Retype the records below word for word and omit any image.

(Data records)
+++++

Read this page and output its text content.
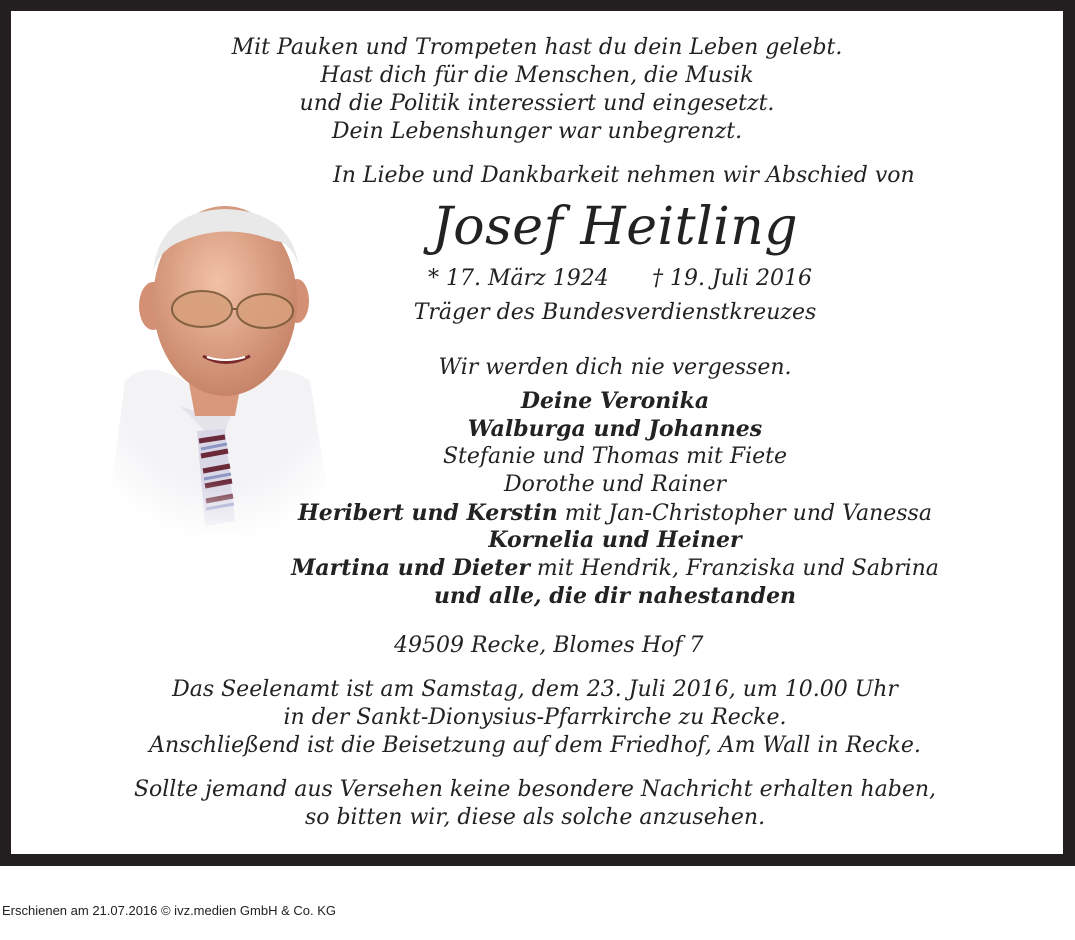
Mit Pauken und Trompeten hast du dein Leben gelebt.
Hast dich für die Menschen, die Musik
und die Politik interessiert und eingesetzt.
Dein Lebenshunger war unbegrenzt.
In Liebe und Dankbarkeit nehmen wir Abschied von
Josef Heitling
* 17. März 1924 † 19. Juli 2016
Träger des Bundesverdienstkreuzes
Wir werden dich nie vergessen.
Deine Veronika
Walburga und Johannes
Stefanie und Thomas mit Fiete
Dorothe und Rainer
Heribert und Kerstin mit Jan-Christopher und Vanessa
Kornelia und Heiner
Martina und Dieter mit Hendrik, Franziska und Sabrina
und alle, die dir nahestanden
49509 Recke, Blomes Hof 7
Das Seelenamt ist am Samstag, dem 23. Juli 2016, um 10.00 Uhr
in der Sankt-Dionysius-Pfarrkirche zu Recke.
Anschließend ist die Beisetzung auf dem Friedhof, Am Wall in Recke.
Sollte jemand aus Versehen keine besondere Nachricht erhalten haben,
so bitten wir, diese als solche anzusehen.
Erschienen am 21.07.2016 © ivz.medien GmbH & Co. KG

+++++

- **SOLVED EXERCISE**:
Read this page and output its text content.
Mit Pauken und Trompeten hast du dein Leben gelebt.
Hast dich für die Menschen, die Musik
und die Politik interessiert und eingesetzt.
Dein Lebenshunger war unbegrenzt.
In Liebe und Dankbarkeit nehmen wir Abschied von
Josef Heitling
* 17. März 1924 † 19. Juli 2016
Träger des Bundesverdienstkreuzes
Wir werden dich nie vergessen.
Deine Veronika
Walburga und Johannes
Stefanie und Thomas mit Fiete
Dorothe und Rainer
Heribert und Kerstin mit Jan-Christopher und Vanessa
Kornelia und Heiner
Martina und Dieter mit Hendrik, Franziska und Sabrina
und alle, die dir nahestanden
49509 Recke, Blomes Hof 7
Das Seelenamt ist am Samstag, dem 23. Juli 2016, um 10.00 Uhr
in der Sankt-Dionysius-Pfarrkirche zu Recke.
Anschließend ist die Beisetzung auf dem Friedhof, Am Wall in Recke.
Sollte jemand aus Versehen keine besondere Nachricht erhalten haben,
so bitten wir, diese als solche anzusehen.
Erschienen am 21.07.2016 © ivz.medien GmbH & Co. KG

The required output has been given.